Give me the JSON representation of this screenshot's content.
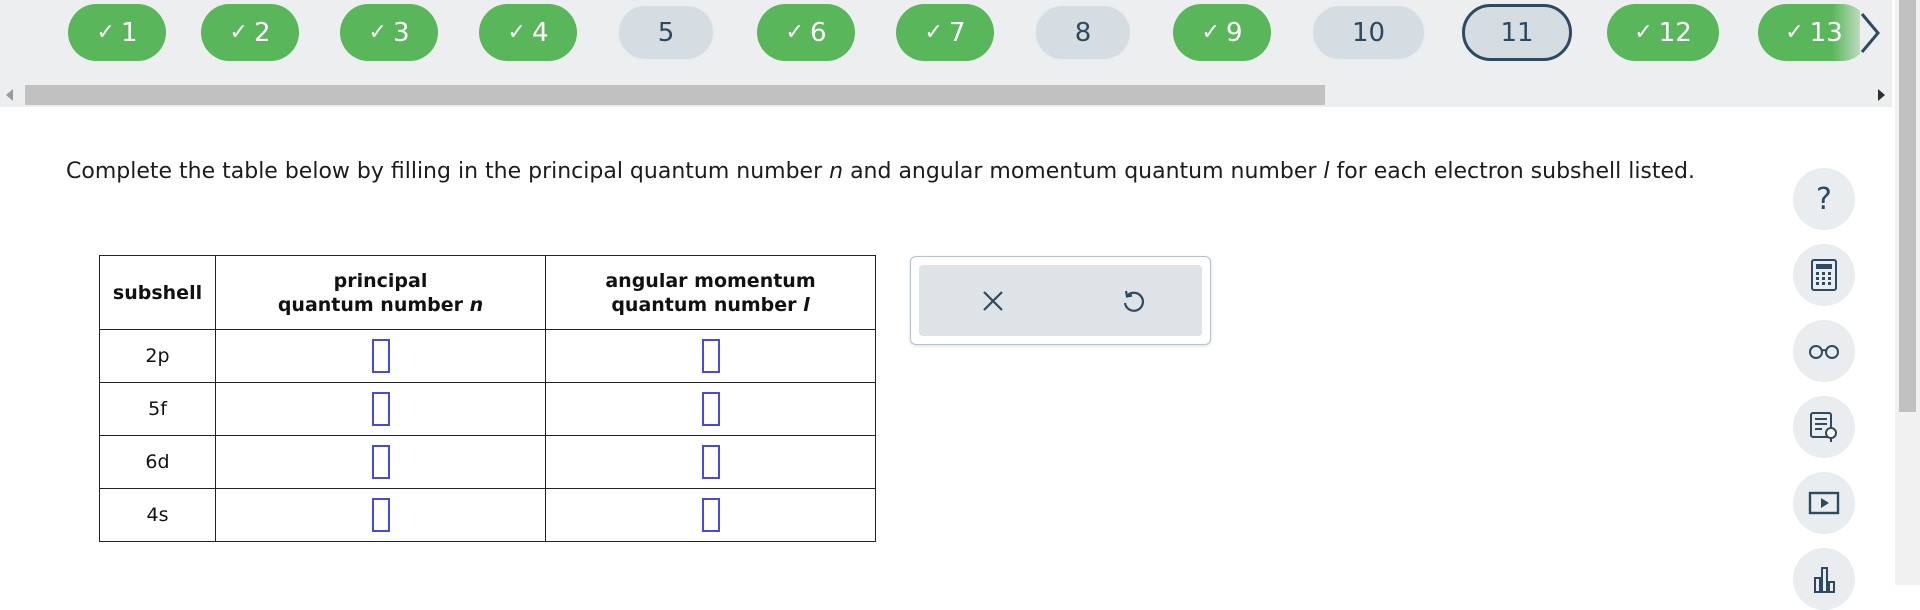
{
  "nav": {
    "questions": [
      {
        "label": "1",
        "state": "done"
      },
      {
        "label": "2",
        "state": "done"
      },
      {
        "label": "3",
        "state": "done"
      },
      {
        "label": "4",
        "state": "done"
      },
      {
        "label": "5",
        "state": "todo"
      },
      {
        "label": "6",
        "state": "done"
      },
      {
        "label": "7",
        "state": "done"
      },
      {
        "label": "8",
        "state": "todo"
      },
      {
        "label": "9",
        "state": "done"
      },
      {
        "label": "10",
        "state": "todo"
      },
      {
        "label": "11",
        "state": "current"
      },
      {
        "label": "12",
        "state": "done"
      },
      {
        "label": "13",
        "state": "done"
      }
    ],
    "check_glyph": "✓"
  },
  "question": {
    "part1": "Complete the table below by filling in the principal quantum number ",
    "var_n": "n",
    "part2": " and angular momentum quantum number ",
    "var_l": "l",
    "part3": " for each electron subshell listed."
  },
  "table": {
    "header_subshell": "subshell",
    "header_n_line1": "principal",
    "header_n_line2": "quantum number ",
    "header_n_var": "n",
    "header_l_line1": "angular momentum",
    "header_l_line2": "quantum number ",
    "header_l_var": "l",
    "rows": [
      {
        "subshell": "2p",
        "n": "",
        "l": ""
      },
      {
        "subshell": "5f",
        "n": "",
        "l": ""
      },
      {
        "subshell": "6d",
        "n": "",
        "l": ""
      },
      {
        "subshell": "4s",
        "n": "",
        "l": ""
      }
    ]
  },
  "toolbox": {
    "clear_icon": "close-icon",
    "undo_icon": "undo-icon"
  },
  "sidebar": {
    "help_glyph": "?",
    "tools": [
      "help-icon",
      "calculator-icon",
      "glasses-icon",
      "notes-icon",
      "video-icon",
      "chart-icon"
    ]
  },
  "colors": {
    "done": "#5ab65a",
    "todo": "#d6dde2",
    "accent": "#2f4a5f",
    "answer_box": "#4949e0"
  }
}
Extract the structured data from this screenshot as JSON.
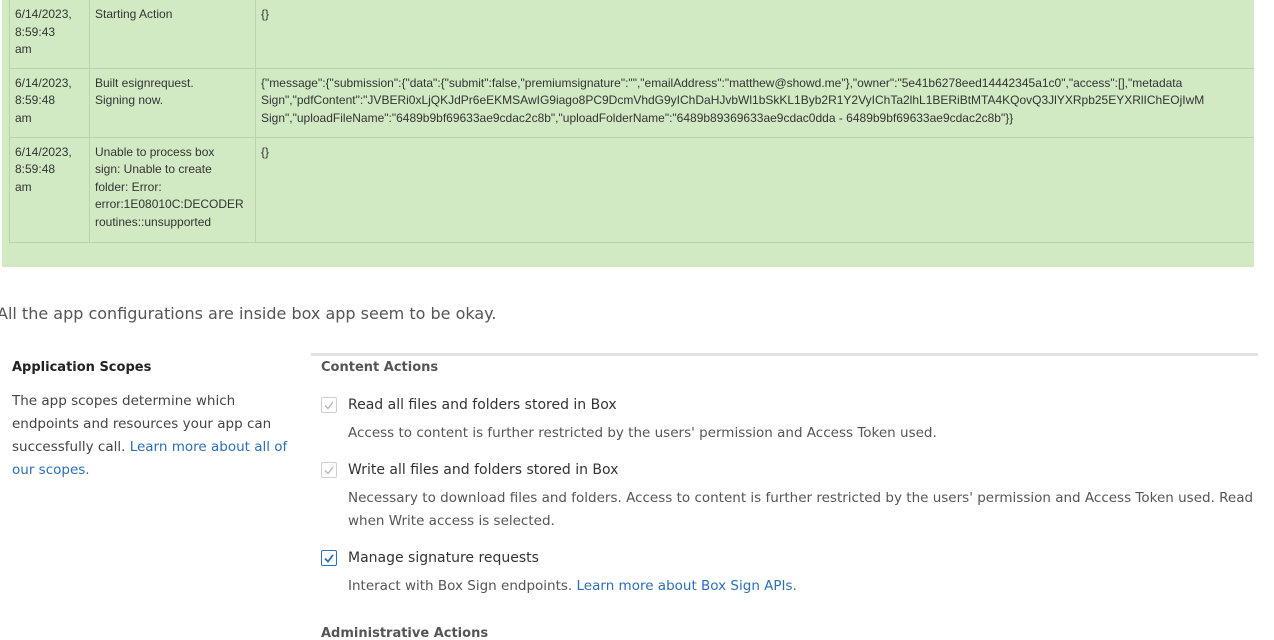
{
  "log": {
    "rows": [
      {
        "date": [
          "6/14/2023,",
          "8:59:43",
          "am"
        ],
        "message": [
          "Starting Action"
        ],
        "data": [
          "{}"
        ]
      },
      {
        "date": [
          "6/14/2023,",
          "8:59:48",
          "am"
        ],
        "message": [
          "Built esignrequest.",
          "Signing now."
        ],
        "data": [
          "{\"message\":{\"submission\":{\"data\":{\"submit\":false,\"premiumsignature\":\"\",\"emailAddress\":\"matthew@showd.me\"},\"owner\":\"5e41b6278eed14442345a1c0\",\"access\":[],\"metadata",
          "Sign\",\"pdfContent\":\"JVBERi0xLjQKJdPr6eEKMSAwIG9iago8PC9DcmVhdG9yIChDaHJvbWl1bSkKL1Byb2R1Y2VyIChTa2lhL1BERiBtMTA4KQovQ3JlYXRpb25EYXRlIChEOjIwM",
          "Sign\",\"uploadFileName\":\"6489b9bf69633ae9cdac2c8b\",\"uploadFolderName\":\"6489b89369633ae9cdac0dda - 6489b9bf69633ae9cdac2c8b\"}}"
        ]
      },
      {
        "date": [
          "6/14/2023,",
          "8:59:48",
          "am"
        ],
        "message": [
          "Unable to process box",
          "sign: Unable to create",
          "folder: Error:",
          "error:1E08010C:DECODER",
          "routines::unsupported"
        ],
        "data": [
          "{}"
        ]
      }
    ]
  },
  "forum": {
    "text": "All the app configurations are inside box app seem to be okay."
  },
  "scopes": {
    "heading": "Application Scopes",
    "description": "The app scopes determine which endpoints and resources your app can successfully call.",
    "learn_more_link": "Learn more about all of our scopes.",
    "content_actions_title": "Content Actions",
    "read": {
      "label": "Read all files and folders stored in Box",
      "desc": "Access to content is further restricted by the users' permission and Access Token used.",
      "checked": true
    },
    "write": {
      "label": "Write all files and folders stored in Box",
      "desc": "Necessary to download files and folders. Access to content is further restricted by the users' permission and Access Token used. Read when Write access is selected.",
      "checked": true
    },
    "sign": {
      "label": "Manage signature requests",
      "desc": "Interact with Box Sign endpoints.",
      "link": "Learn more about Box Sign APIs.",
      "checked": true
    },
    "admin_actions_title": "Administrative Actions"
  },
  "colors": {
    "log_background": "#d1eac4",
    "link": "#2b6fb6",
    "checkbox_enabled": "#2b6fb6",
    "checkbox_disabled": "#b8b8b8"
  }
}
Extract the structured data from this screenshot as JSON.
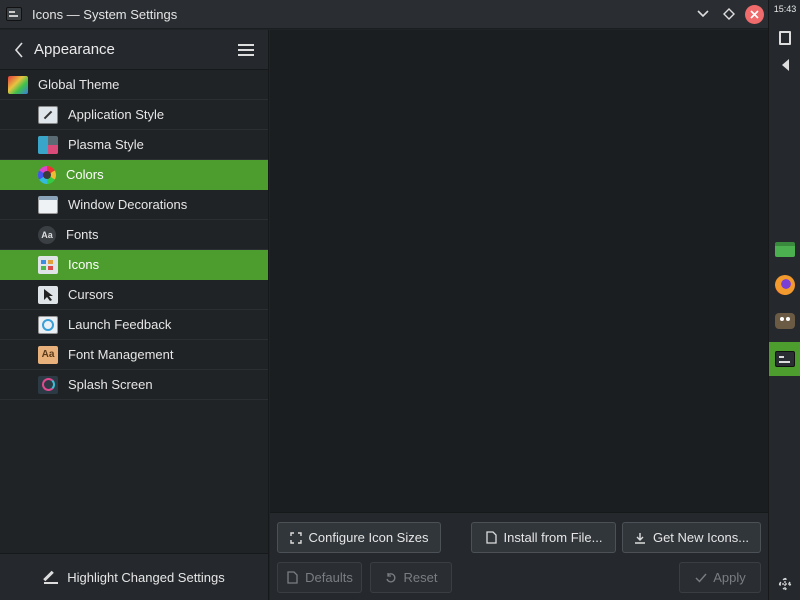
{
  "window": {
    "title": "Icons — System Settings"
  },
  "sidebar": {
    "header_title": "Appearance",
    "items": [
      {
        "label": "Global Theme",
        "icon": "global-theme-icon"
      },
      {
        "label": "Application Style",
        "icon": "application-style-icon"
      },
      {
        "label": "Plasma Style",
        "icon": "plasma-style-icon"
      },
      {
        "label": "Colors",
        "icon": "colors-icon"
      },
      {
        "label": "Window Decorations",
        "icon": "window-decorations-icon"
      },
      {
        "label": "Fonts",
        "icon": "fonts-icon",
        "glyph": "Aa"
      },
      {
        "label": "Icons",
        "icon": "icons-icon"
      },
      {
        "label": "Cursors",
        "icon": "cursors-icon"
      },
      {
        "label": "Launch Feedback",
        "icon": "launch-feedback-icon"
      },
      {
        "label": "Font Management",
        "icon": "font-management-icon",
        "glyph": "Aa"
      },
      {
        "label": "Splash Screen",
        "icon": "splash-screen-icon"
      }
    ],
    "footer_label": "Highlight Changed Settings"
  },
  "footer": {
    "configure_sizes": "Configure Icon Sizes",
    "install_from_file": "Install from File...",
    "get_new_icons": "Get New Icons...",
    "defaults": "Defaults",
    "reset": "Reset",
    "apply": "Apply"
  },
  "panel": {
    "clock": "15:43"
  },
  "colors": {
    "accent": "#4c9d2e",
    "close": "#f06b6b",
    "background": "#202326"
  }
}
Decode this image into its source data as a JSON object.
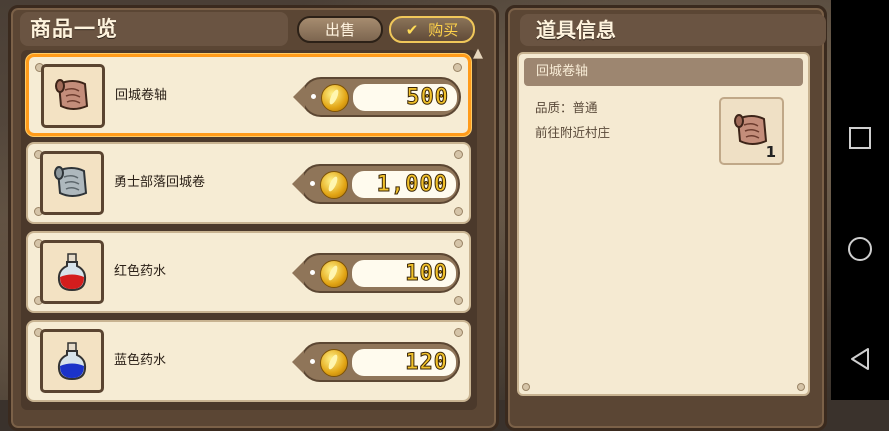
{
  "shop": {
    "title": "商品一览",
    "tabs": {
      "sell": "出售",
      "buy": "购买"
    },
    "items": [
      {
        "name": "回城卷轴",
        "price": "500",
        "icon": "scroll-icon",
        "selected": true
      },
      {
        "name": "勇士部落回城卷",
        "price": "1,000",
        "icon": "silver-scroll-icon",
        "selected": false
      },
      {
        "name": "红色药水",
        "price": "100",
        "icon": "red-potion-icon",
        "selected": false
      },
      {
        "name": "蓝色药水",
        "price": "120",
        "icon": "blue-potion-icon",
        "selected": false
      }
    ]
  },
  "info": {
    "title": "道具信息",
    "item_name": "回城卷轴",
    "quality_line": "品质：普通",
    "description": "前往附近村庄",
    "quantity": "1",
    "icon": "scroll-icon"
  },
  "colors": {
    "selected_border": "#ff9b1a",
    "price_text": "#f1c12a",
    "buy_tab_text": "#ffd24a"
  }
}
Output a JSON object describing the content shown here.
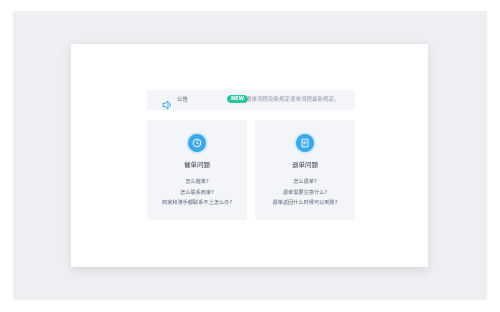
{
  "notice": {
    "icon": "speaker-icon",
    "label": "公告",
    "badge": "NEW",
    "text": "退单流程及新规定退单流程最新规定。"
  },
  "cards": [
    {
      "icon": "clock-icon",
      "title": "催单问题",
      "items": [
        "怎么催单?",
        "怎么联系商家?",
        "商家和骑手都联系不上怎么办?"
      ]
    },
    {
      "icon": "document-icon",
      "title": "退单问题",
      "items": [
        "怎么退单?",
        "退单需要注意什么?",
        "退单返回什么时候可以到账?"
      ]
    }
  ],
  "colors": {
    "accent": "#3ba8ea",
    "badge": "#2ec4a0",
    "card_bg": "#f4f5f8",
    "backdrop": "#efeff3"
  }
}
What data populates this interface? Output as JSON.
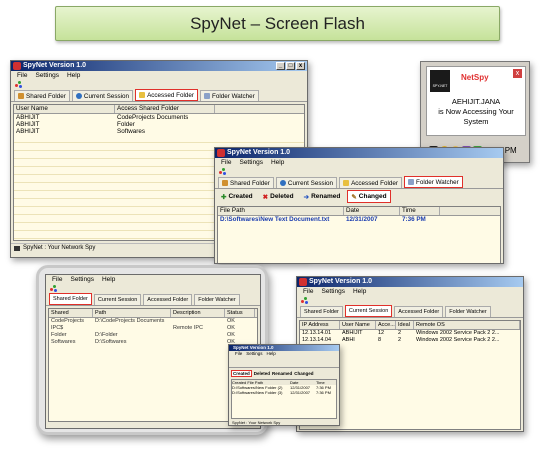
{
  "banner": {
    "title": "SpyNet – Screen Flash"
  },
  "colors": {
    "titlebar": "#0a246a",
    "highlight": "#e0302a",
    "grid_bg": "#fffbe6",
    "banner_bg": "#c6e29a"
  },
  "win_close_glyph": "x",
  "win_min_glyph": "_",
  "win_max_glyph": "□",
  "main_window": {
    "title": "SpyNet Version 1.0",
    "menu": [
      "File",
      "Settings",
      "Help"
    ],
    "tabs": [
      {
        "label": "Shared Folder",
        "icon": "shared-folder-icon"
      },
      {
        "label": "Current Session",
        "icon": "session-icon"
      },
      {
        "label": "Accessed Folder",
        "icon": "folder-icon"
      },
      {
        "label": "Folder Watcher",
        "icon": "watcher-icon"
      }
    ],
    "columns": [
      "User Name",
      "Access Shared Folder"
    ],
    "rows": [
      [
        "ABHIJIT",
        "CodeProjects Documents"
      ],
      [
        "ABHIJIT",
        "Folder"
      ],
      [
        "ABHIJIT",
        "Softwares"
      ]
    ],
    "status": "SpyNet : Your Network Spy"
  },
  "netspy_popup": {
    "brand": "NetSpy",
    "logo_text": "SPY-NET",
    "line1": "AEHIJIT.JANA",
    "line2": "is Now Accessing Your",
    "line3": "System",
    "tray_time": "7:57 PM"
  },
  "watcher_window": {
    "title": "SpyNet Version 1.0",
    "menu": [
      "File",
      "Settings",
      "Help"
    ],
    "tabs": [
      {
        "label": "Shared Folder"
      },
      {
        "label": "Current Session"
      },
      {
        "label": "Accessed Folder"
      },
      {
        "label": "Folder Watcher"
      }
    ],
    "subtabs": [
      {
        "label": "Created",
        "icon": "created-icon"
      },
      {
        "label": "Deleted",
        "icon": "deleted-icon"
      },
      {
        "label": "Renamed",
        "icon": "renamed-icon"
      },
      {
        "label": "Changed",
        "icon": "changed-icon"
      }
    ],
    "columns": [
      "File Path",
      "Date",
      "Time"
    ],
    "rows": [
      [
        "D:\\Softwares\\New Text Document.txt",
        "12/31/2007",
        "7:36 PM"
      ]
    ]
  },
  "shared_window": {
    "menu": [
      "File",
      "Settings",
      "Help"
    ],
    "tabs": [
      {
        "label": "Shared Folder"
      },
      {
        "label": "Current Session"
      },
      {
        "label": "Accessed Folder"
      },
      {
        "label": "Folder Watcher"
      }
    ],
    "columns": [
      "Shared",
      "Path",
      "Description",
      "Status"
    ],
    "rows": [
      [
        "CodeProjects",
        "D:\\CodeProjects Documents",
        "",
        "OK"
      ],
      [
        "IPC$",
        "",
        "Remote IPC",
        "OK"
      ],
      [
        "Folder",
        "D:\\Folder",
        "",
        "OK"
      ],
      [
        "Softwares",
        "D:\\Softwares",
        "",
        "OK"
      ]
    ]
  },
  "session_window": {
    "title": "SpyNet Version 1.0",
    "menu": [
      "File",
      "Settings",
      "Help"
    ],
    "tabs": [
      {
        "label": "Shared Folder"
      },
      {
        "label": "Current Session"
      },
      {
        "label": "Accessed Folder"
      },
      {
        "label": "Folder Watcher"
      }
    ],
    "columns": [
      "IP Address",
      "User Name",
      "Acce...",
      "Ideal",
      "Remote OS"
    ],
    "rows": [
      [
        "12.13.14.01",
        "ABHIJIT",
        "12",
        "2",
        "Windows 2002 Service Pack 2 2..."
      ],
      [
        "12.13.14.04",
        "ABHI",
        "8",
        "2",
        "Windows 2002 Service Pack 2 2..."
      ]
    ]
  },
  "mini_window": {
    "title": "SpyNet Version 1.0",
    "menu": [
      "File",
      "Settings",
      "Help"
    ],
    "subtabs": [
      {
        "label": "Created"
      },
      {
        "label": "Deleted"
      },
      {
        "label": "Renamed"
      },
      {
        "label": "Changed"
      }
    ],
    "columns": [
      "Created File Path",
      "Date",
      "Time"
    ],
    "rows": [
      [
        "D:\\Softwares\\New Folder (2)",
        "12/31/2007",
        "7:36 PM"
      ],
      [
        "D:\\Softwares\\New Folder (3)",
        "12/31/2007",
        "7:36 PM"
      ]
    ],
    "status": "SpyNet : Your Network Spy"
  }
}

▶ **Written exercise**
Identify and list each line with the word "quantum".

▶ **Result for this task**
    "part1": "Complete the table below by filling in the principal quantum number ",
    "part2": " and angular momentum quantum number ",
    "header_n_line2": "quantum number ",
    "header_l_line2": "quantum number ",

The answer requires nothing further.